• Aim of the task
Scan the data below. Pull out each line where "level" occurs.

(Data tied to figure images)
•••••

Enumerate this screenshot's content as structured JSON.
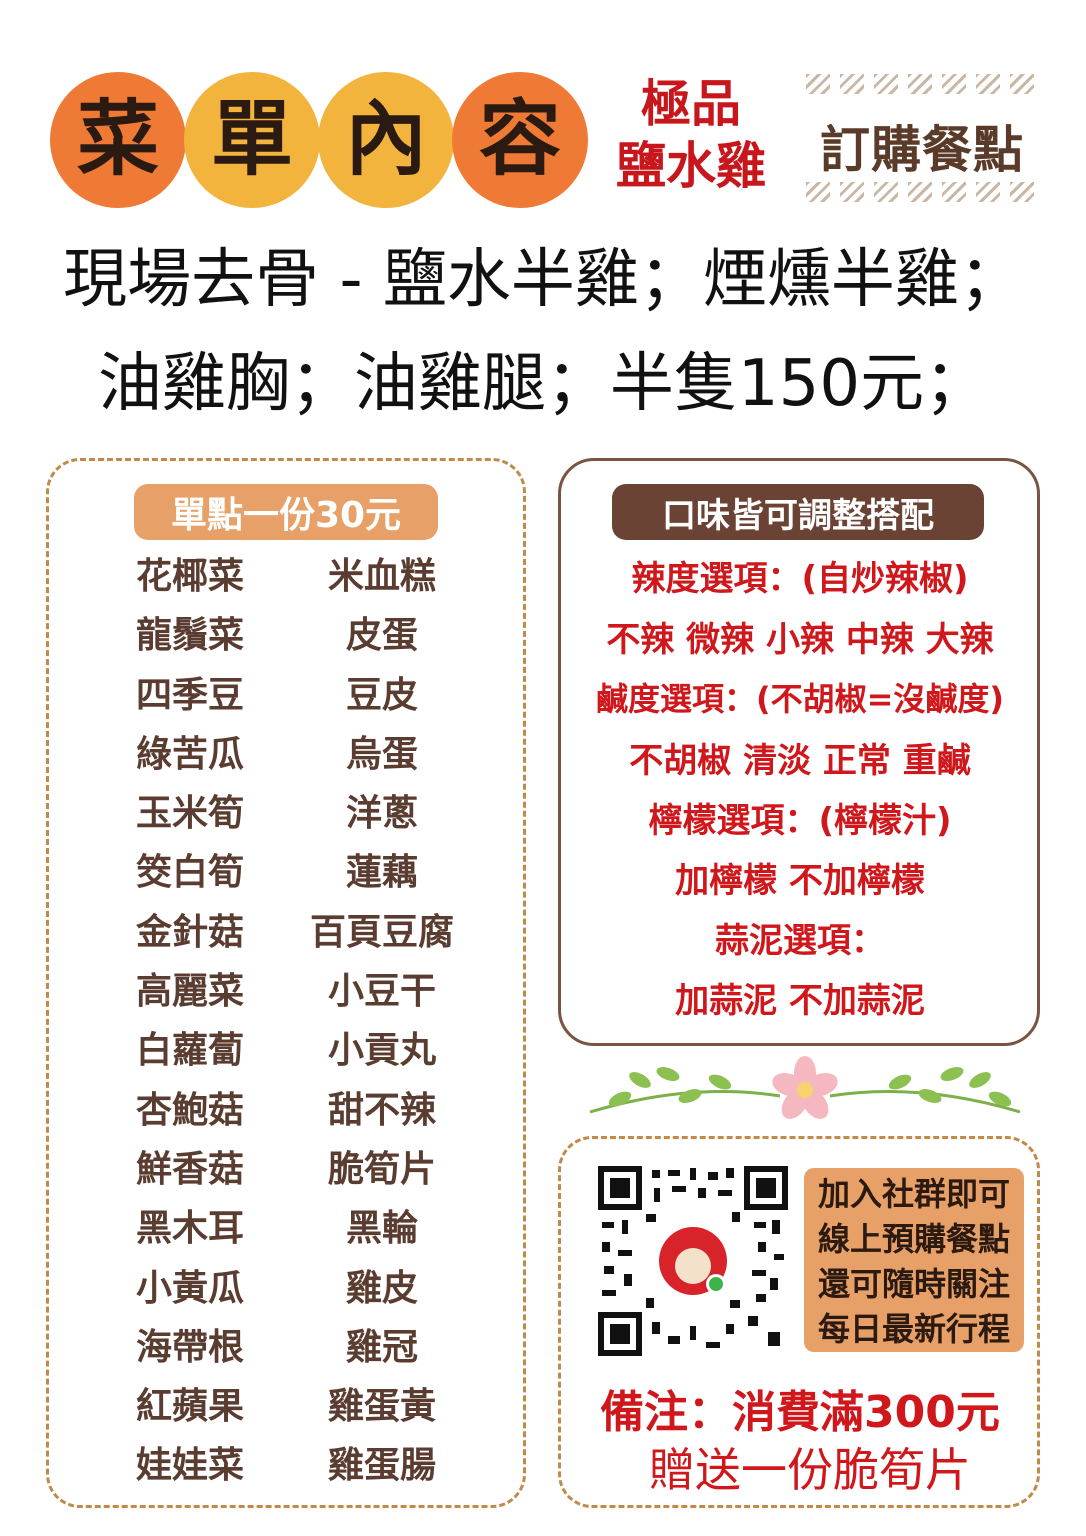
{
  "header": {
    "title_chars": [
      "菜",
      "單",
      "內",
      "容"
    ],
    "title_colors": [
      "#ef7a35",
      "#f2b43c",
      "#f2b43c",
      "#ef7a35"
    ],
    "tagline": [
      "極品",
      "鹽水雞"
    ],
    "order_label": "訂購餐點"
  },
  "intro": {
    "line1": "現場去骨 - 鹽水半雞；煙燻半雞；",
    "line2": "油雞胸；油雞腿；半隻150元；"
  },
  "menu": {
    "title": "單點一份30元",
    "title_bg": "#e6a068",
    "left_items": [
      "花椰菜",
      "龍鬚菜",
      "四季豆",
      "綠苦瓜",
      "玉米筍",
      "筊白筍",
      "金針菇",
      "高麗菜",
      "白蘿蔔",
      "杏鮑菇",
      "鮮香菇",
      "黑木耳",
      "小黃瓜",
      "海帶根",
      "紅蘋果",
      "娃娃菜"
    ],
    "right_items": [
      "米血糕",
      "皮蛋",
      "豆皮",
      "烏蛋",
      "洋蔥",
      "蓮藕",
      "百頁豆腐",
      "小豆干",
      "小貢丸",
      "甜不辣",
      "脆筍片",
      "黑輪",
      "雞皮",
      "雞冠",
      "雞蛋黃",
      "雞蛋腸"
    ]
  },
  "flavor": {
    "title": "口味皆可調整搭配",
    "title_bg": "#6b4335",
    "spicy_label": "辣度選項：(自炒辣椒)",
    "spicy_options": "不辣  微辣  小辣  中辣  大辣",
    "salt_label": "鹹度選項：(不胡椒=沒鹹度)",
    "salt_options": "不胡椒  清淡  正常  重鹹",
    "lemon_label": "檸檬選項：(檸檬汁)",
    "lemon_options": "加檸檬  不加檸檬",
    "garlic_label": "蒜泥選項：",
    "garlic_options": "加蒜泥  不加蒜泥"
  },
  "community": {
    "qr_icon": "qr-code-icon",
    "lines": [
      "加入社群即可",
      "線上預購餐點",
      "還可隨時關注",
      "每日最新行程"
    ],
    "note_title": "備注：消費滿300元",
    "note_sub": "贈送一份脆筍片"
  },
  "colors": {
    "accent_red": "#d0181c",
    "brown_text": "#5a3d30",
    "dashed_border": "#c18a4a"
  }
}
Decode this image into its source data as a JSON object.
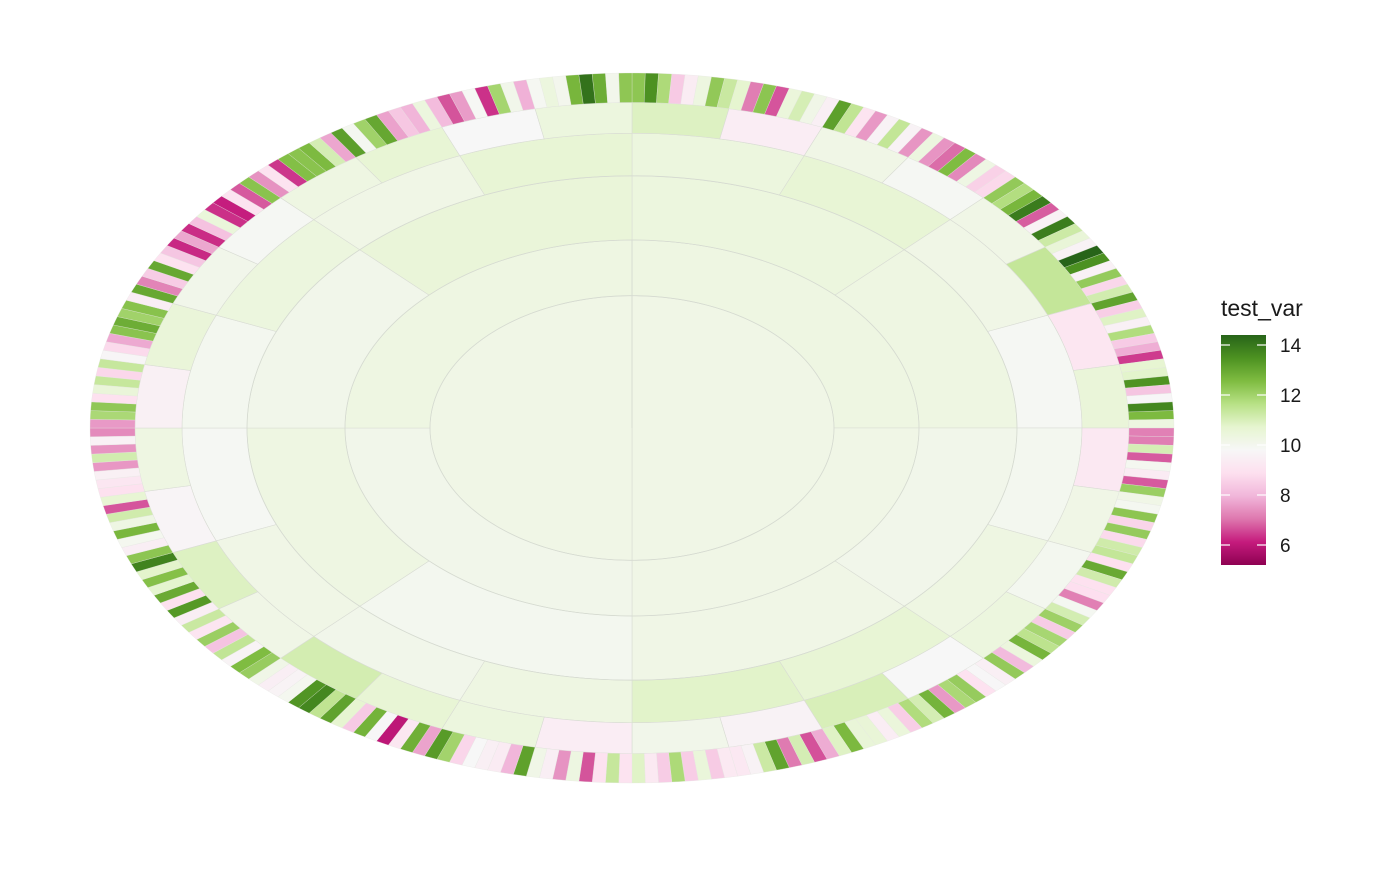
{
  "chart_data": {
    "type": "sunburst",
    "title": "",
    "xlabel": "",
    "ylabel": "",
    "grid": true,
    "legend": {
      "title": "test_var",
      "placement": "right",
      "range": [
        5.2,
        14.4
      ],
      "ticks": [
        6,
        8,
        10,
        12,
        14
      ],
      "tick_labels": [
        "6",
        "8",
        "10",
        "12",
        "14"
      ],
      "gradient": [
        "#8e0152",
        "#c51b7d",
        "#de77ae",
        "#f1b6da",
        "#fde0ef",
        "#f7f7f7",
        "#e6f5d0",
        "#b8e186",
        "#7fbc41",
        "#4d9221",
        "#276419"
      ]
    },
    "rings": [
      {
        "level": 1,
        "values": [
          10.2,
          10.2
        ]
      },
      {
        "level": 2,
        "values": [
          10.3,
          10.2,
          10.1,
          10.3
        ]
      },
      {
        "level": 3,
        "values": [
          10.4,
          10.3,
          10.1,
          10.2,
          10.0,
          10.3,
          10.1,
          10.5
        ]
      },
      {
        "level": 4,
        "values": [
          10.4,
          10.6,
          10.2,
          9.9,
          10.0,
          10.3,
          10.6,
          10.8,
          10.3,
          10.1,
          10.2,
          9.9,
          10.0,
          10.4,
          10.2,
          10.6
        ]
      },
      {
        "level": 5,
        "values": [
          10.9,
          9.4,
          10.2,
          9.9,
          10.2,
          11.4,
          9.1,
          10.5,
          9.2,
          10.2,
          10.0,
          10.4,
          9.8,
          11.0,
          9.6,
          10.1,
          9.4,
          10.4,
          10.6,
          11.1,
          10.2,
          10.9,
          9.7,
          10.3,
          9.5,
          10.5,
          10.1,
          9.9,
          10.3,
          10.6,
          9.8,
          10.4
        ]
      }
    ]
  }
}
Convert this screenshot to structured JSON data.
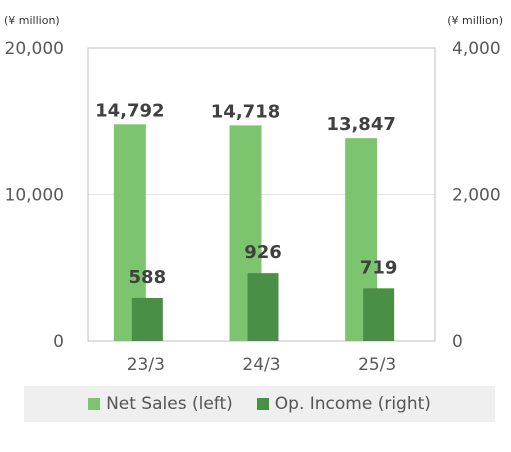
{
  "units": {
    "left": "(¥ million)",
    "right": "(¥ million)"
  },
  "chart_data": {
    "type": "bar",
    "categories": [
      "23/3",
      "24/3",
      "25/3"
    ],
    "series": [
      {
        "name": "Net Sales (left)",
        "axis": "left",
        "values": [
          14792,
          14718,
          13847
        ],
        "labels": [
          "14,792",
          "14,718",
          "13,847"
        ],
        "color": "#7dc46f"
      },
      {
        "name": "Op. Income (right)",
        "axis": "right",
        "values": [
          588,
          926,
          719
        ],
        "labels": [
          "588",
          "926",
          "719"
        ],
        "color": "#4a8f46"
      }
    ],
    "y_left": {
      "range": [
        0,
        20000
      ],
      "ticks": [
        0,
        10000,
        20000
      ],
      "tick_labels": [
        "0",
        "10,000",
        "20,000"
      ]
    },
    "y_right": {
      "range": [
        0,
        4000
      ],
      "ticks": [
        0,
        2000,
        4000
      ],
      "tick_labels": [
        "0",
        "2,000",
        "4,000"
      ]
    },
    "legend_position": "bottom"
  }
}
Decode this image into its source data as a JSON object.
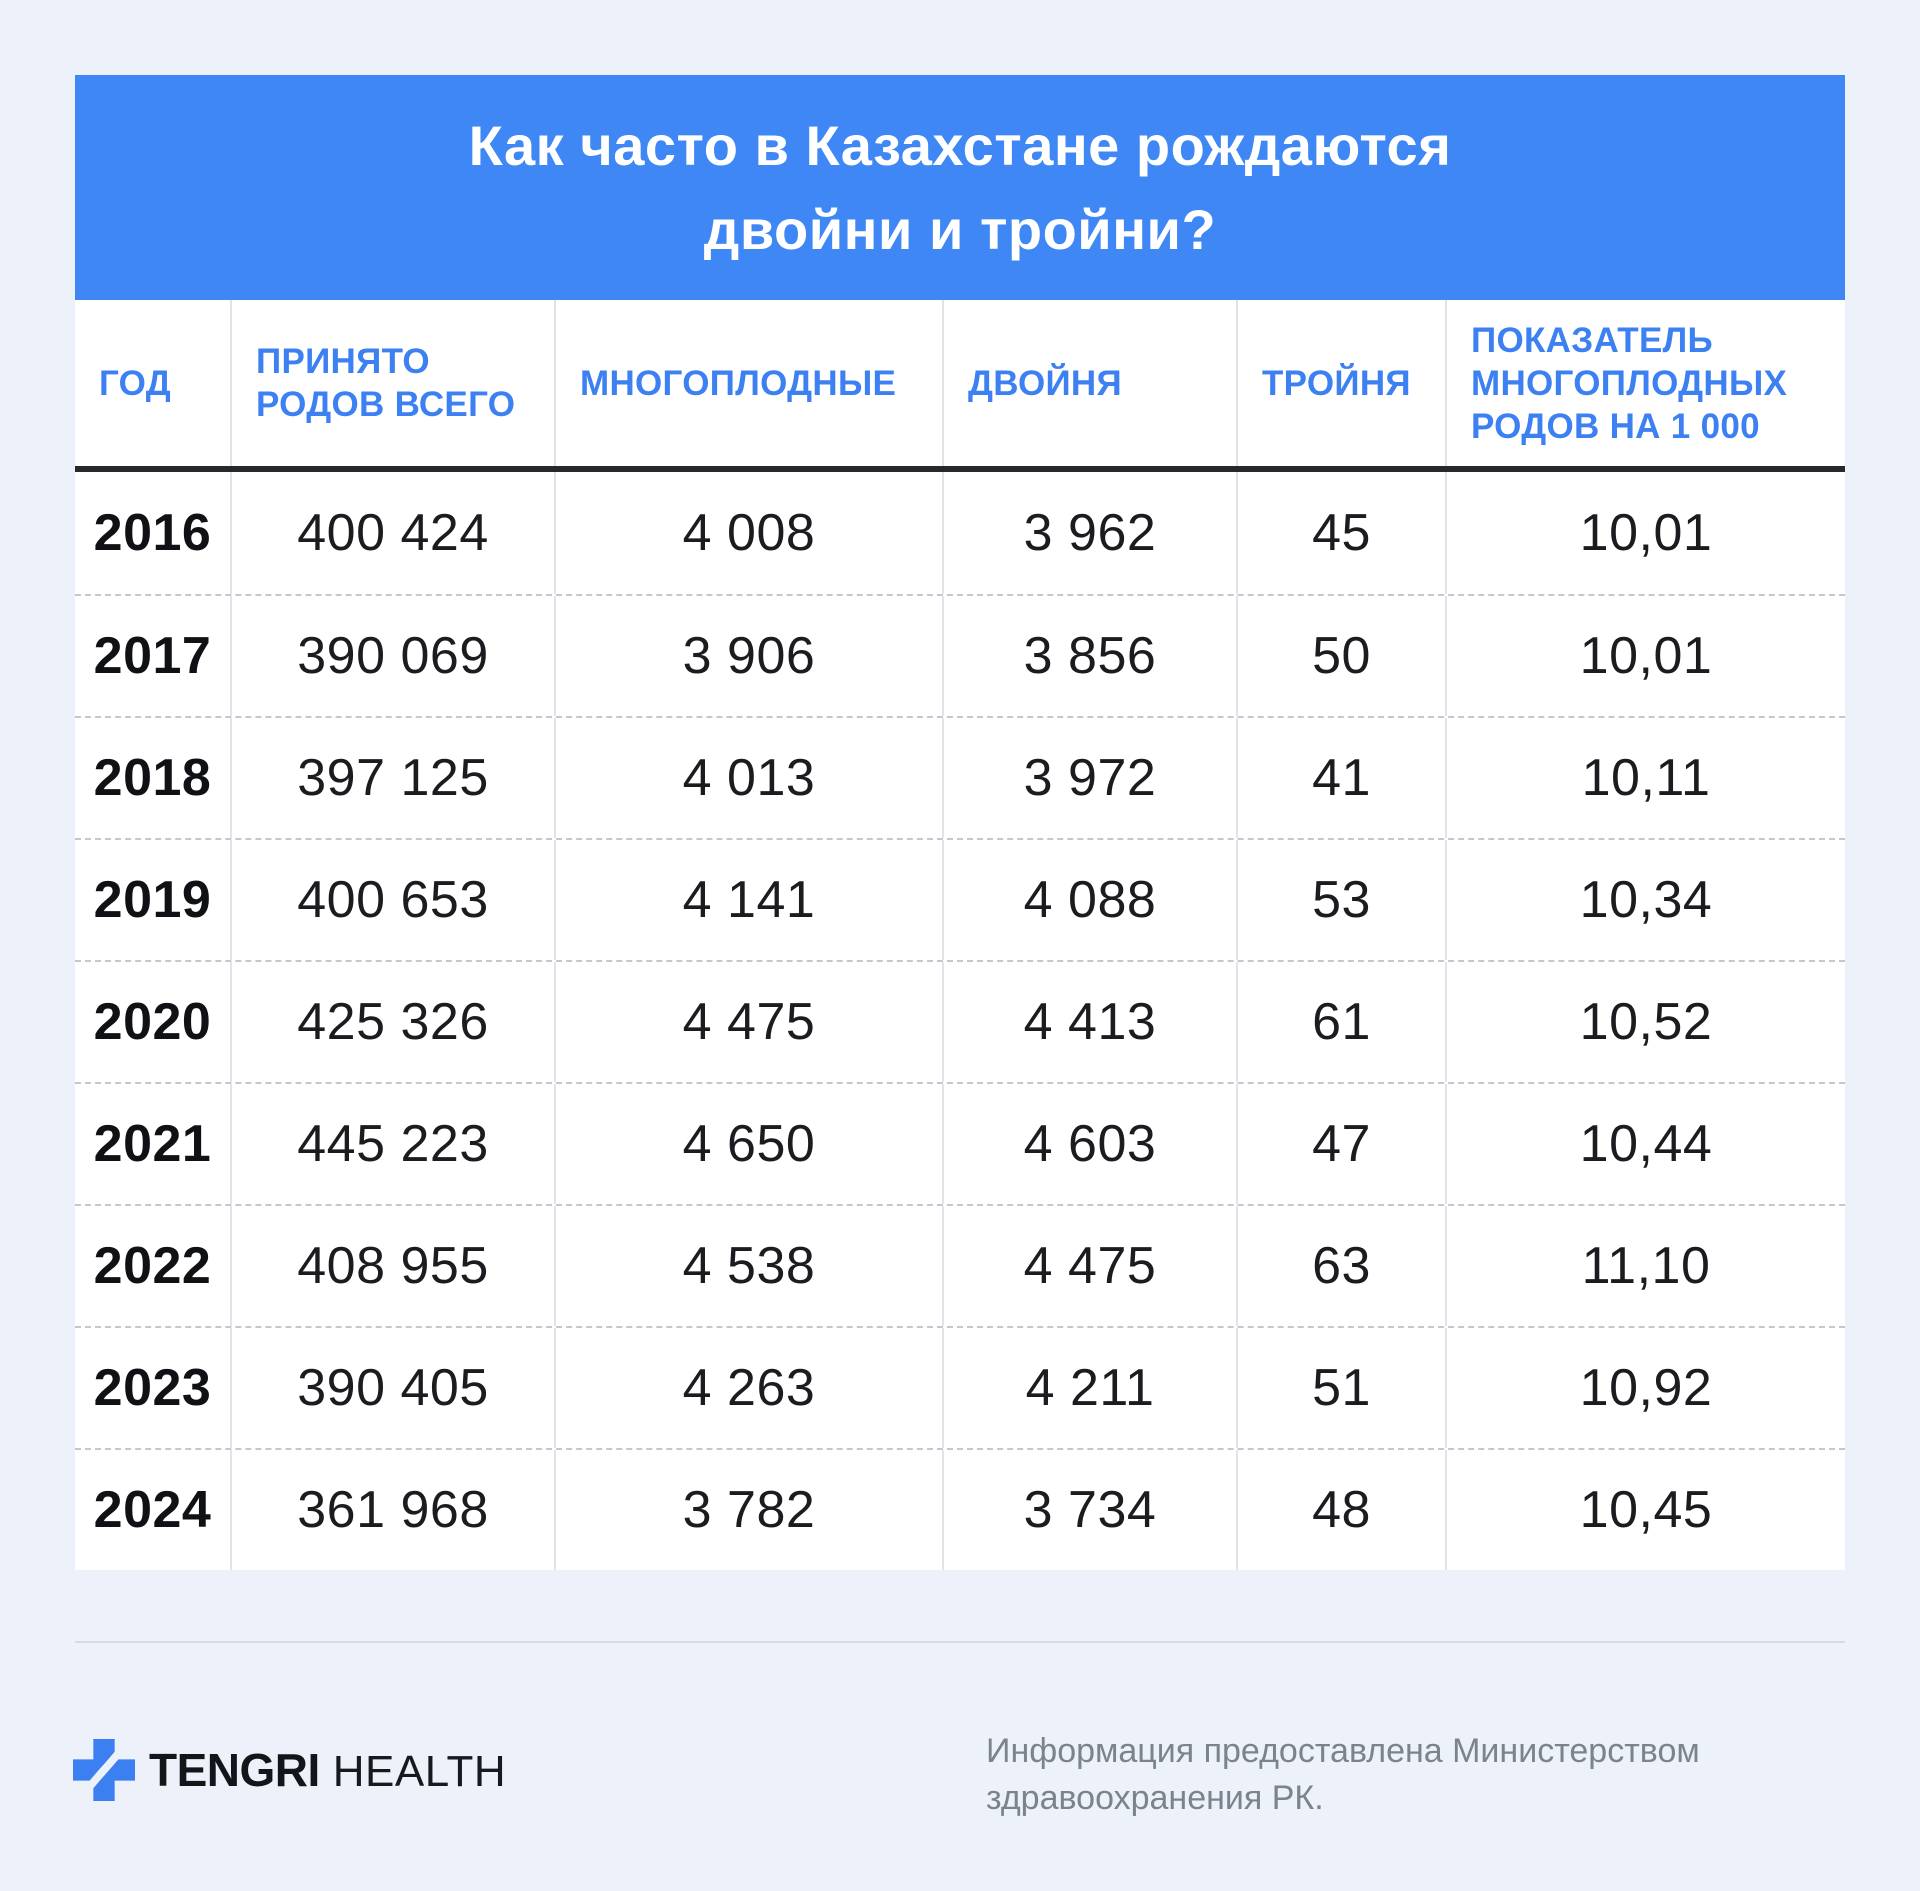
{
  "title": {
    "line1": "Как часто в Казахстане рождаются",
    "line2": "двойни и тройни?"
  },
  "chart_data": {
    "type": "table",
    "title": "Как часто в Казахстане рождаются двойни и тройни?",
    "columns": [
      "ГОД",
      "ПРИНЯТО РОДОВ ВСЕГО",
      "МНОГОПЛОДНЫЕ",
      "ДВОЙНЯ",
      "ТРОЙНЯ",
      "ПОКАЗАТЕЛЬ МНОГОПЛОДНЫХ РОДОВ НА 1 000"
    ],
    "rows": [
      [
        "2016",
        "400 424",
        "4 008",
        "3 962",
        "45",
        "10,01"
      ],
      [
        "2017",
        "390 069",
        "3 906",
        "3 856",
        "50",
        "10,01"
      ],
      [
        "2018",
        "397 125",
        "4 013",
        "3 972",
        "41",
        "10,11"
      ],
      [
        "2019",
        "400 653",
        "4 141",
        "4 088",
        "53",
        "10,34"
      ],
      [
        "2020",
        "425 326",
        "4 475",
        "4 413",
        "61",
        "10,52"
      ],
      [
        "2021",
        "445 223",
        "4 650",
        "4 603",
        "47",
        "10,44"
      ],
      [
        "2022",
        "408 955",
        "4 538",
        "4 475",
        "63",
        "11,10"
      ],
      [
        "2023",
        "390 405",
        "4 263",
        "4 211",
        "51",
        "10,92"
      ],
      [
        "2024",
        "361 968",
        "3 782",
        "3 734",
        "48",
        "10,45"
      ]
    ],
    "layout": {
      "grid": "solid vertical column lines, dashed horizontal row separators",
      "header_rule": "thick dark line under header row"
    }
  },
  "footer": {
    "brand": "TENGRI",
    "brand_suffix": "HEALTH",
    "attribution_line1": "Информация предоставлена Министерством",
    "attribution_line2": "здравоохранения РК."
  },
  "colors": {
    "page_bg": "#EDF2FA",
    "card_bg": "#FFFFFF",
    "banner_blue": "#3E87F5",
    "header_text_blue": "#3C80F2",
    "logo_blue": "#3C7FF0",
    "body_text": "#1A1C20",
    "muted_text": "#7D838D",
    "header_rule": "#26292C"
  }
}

•••••

• Exercise result
        "level": 1,
        "level": 2,
        "level": 3,
        "level": 4,
        "level": 5,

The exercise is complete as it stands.